═════ RECORDS SHOWN

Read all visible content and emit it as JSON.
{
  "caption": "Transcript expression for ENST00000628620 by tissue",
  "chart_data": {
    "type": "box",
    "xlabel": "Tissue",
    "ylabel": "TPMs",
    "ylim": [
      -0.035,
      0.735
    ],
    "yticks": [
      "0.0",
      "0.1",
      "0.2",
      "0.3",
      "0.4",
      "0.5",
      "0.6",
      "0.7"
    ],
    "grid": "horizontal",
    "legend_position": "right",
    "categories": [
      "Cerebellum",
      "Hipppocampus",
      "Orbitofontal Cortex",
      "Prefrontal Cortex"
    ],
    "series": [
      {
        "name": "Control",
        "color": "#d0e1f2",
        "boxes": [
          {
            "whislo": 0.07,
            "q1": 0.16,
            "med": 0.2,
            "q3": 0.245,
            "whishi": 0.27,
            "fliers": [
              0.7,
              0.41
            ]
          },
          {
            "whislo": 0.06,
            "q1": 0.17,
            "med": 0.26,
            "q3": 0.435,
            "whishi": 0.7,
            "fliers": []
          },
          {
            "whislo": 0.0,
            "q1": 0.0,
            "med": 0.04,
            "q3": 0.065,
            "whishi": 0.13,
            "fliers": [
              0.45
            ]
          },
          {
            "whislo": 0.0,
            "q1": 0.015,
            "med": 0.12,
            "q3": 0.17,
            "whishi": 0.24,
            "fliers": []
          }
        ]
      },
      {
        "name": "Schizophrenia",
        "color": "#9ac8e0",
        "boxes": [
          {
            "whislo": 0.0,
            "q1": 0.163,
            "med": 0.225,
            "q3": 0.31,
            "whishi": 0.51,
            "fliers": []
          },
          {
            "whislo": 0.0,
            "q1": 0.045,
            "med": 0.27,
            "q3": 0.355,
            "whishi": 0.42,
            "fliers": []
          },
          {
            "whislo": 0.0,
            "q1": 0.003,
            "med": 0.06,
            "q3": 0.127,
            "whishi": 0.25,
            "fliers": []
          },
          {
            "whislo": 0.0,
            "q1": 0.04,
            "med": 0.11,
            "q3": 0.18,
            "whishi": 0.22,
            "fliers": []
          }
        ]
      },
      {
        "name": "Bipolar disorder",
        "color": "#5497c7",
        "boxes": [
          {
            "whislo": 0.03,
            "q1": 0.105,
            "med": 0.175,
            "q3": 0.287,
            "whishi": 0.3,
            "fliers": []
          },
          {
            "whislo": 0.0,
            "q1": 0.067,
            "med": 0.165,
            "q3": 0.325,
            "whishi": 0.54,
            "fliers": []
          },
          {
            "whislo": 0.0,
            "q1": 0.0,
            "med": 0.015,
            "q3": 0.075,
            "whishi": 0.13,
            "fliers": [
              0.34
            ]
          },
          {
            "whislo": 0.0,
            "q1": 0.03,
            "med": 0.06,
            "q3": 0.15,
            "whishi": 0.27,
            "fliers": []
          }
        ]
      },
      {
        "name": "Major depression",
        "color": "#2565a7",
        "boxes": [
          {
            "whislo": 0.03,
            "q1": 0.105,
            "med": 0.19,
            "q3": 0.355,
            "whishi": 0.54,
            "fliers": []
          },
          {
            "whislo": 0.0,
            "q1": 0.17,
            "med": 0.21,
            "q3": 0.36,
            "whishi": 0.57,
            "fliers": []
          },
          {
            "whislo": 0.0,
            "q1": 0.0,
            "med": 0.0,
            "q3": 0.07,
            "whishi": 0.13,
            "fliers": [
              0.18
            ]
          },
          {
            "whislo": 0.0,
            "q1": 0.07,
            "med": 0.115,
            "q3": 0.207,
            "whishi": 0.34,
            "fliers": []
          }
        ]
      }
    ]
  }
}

══════════

## PROBLEM
Pull every line containing "Cortex" from the material above.

## RESULT OF THIS TASK
      "Orbitofontal Cortex",
      "Prefrontal Cortex"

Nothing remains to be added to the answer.